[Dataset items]
[start]
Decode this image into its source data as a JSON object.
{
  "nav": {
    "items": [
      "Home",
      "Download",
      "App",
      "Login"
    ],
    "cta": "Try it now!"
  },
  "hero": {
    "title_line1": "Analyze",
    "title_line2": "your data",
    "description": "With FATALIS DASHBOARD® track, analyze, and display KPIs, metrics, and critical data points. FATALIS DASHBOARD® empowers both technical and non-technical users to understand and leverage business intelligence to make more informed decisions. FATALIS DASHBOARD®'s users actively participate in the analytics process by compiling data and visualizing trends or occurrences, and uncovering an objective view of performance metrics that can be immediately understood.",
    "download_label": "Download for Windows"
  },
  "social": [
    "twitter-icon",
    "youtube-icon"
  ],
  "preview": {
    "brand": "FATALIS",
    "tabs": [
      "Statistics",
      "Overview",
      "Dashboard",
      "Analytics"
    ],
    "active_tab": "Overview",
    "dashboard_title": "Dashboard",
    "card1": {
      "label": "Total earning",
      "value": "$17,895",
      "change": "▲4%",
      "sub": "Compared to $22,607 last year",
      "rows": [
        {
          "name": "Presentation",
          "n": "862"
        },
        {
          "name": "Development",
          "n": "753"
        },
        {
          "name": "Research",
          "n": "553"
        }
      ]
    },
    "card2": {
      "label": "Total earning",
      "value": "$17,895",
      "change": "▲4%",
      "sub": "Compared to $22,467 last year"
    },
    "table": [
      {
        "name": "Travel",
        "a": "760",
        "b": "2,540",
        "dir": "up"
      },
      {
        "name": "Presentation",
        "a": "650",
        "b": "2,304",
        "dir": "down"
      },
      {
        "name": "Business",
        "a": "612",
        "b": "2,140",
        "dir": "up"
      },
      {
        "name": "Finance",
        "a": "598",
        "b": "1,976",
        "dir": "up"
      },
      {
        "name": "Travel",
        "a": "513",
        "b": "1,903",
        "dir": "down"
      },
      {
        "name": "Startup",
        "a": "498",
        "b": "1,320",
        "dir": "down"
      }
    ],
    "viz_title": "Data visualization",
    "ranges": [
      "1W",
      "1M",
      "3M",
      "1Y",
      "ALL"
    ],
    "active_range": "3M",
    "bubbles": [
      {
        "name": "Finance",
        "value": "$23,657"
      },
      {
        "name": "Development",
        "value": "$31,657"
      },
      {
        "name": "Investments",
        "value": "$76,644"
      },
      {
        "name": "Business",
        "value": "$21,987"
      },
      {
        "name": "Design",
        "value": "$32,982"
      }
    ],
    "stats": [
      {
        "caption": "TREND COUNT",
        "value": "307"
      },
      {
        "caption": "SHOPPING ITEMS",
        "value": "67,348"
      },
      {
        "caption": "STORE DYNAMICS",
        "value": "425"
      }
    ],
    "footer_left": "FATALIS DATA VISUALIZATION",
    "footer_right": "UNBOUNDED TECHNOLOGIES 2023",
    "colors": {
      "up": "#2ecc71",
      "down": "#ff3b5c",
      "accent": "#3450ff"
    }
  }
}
[end]
» **WHAT THE EXERCISE ASKS**:
Repeat all the entries exactly as given.

» **EXERCISE RESPONSE**:
Decode this image into its source data as a JSON object.
{
  "nav": {
    "items": [
      "Home",
      "Download",
      "App",
      "Login"
    ],
    "cta": "Try it now!"
  },
  "hero": {
    "title_line1": "Analyze",
    "title_line2": "your data",
    "description": "With FATALIS DASHBOARD® track, analyze, and display KPIs, metrics, and critical data points. FATALIS DASHBOARD® empowers both technical and non-technical users to understand and leverage business intelligence to make more informed decisions. FATALIS DASHBOARD®'s users actively participate in the analytics process by compiling data and visualizing trends or occurrences, and uncovering an objective view of performance metrics that can be immediately understood.",
    "download_label": "Download for Windows"
  },
  "social": [
    "twitter-icon",
    "youtube-icon"
  ],
  "preview": {
    "brand": "FATALIS",
    "tabs": [
      "Statistics",
      "Overview",
      "Dashboard",
      "Analytics"
    ],
    "active_tab": "Overview",
    "dashboard_title": "Dashboard",
    "card1": {
      "label": "Total earning",
      "value": "$17,895",
      "change": "▲4%",
      "sub": "Compared to $22,607 last year",
      "rows": [
        {
          "name": "Presentation",
          "n": "862"
        },
        {
          "name": "Development",
          "n": "753"
        },
        {
          "name": "Research",
          "n": "553"
        }
      ]
    },
    "card2": {
      "label": "Total earning",
      "value": "$17,895",
      "change": "▲4%",
      "sub": "Compared to $22,467 last year"
    },
    "table": [
      {
        "name": "Travel",
        "a": "760",
        "b": "2,540",
        "dir": "up"
      },
      {
        "name": "Presentation",
        "a": "650",
        "b": "2,304",
        "dir": "down"
      },
      {
        "name": "Business",
        "a": "612",
        "b": "2,140",
        "dir": "up"
      },
      {
        "name": "Finance",
        "a": "598",
        "b": "1,976",
        "dir": "up"
      },
      {
        "name": "Travel",
        "a": "513",
        "b": "1,903",
        "dir": "down"
      },
      {
        "name": "Startup",
        "a": "498",
        "b": "1,320",
        "dir": "down"
      }
    ],
    "viz_title": "Data visualization",
    "ranges": [
      "1W",
      "1M",
      "3M",
      "1Y",
      "ALL"
    ],
    "active_range": "3M",
    "bubbles": [
      {
        "name": "Finance",
        "value": "$23,657"
      },
      {
        "name": "Development",
        "value": "$31,657"
      },
      {
        "name": "Investments",
        "value": "$76,644"
      },
      {
        "name": "Business",
        "value": "$21,987"
      },
      {
        "name": "Design",
        "value": "$32,982"
      }
    ],
    "stats": [
      {
        "caption": "TREND COUNT",
        "value": "307"
      },
      {
        "caption": "SHOPPING ITEMS",
        "value": "67,348"
      },
      {
        "caption": "STORE DYNAMICS",
        "value": "425"
      }
    ],
    "footer_left": "FATALIS DATA VISUALIZATION",
    "footer_right": "UNBOUNDED TECHNOLOGIES 2023",
    "colors": {
      "up": "#2ecc71",
      "down": "#ff3b5c",
      "accent": "#3450ff"
    }
  }
}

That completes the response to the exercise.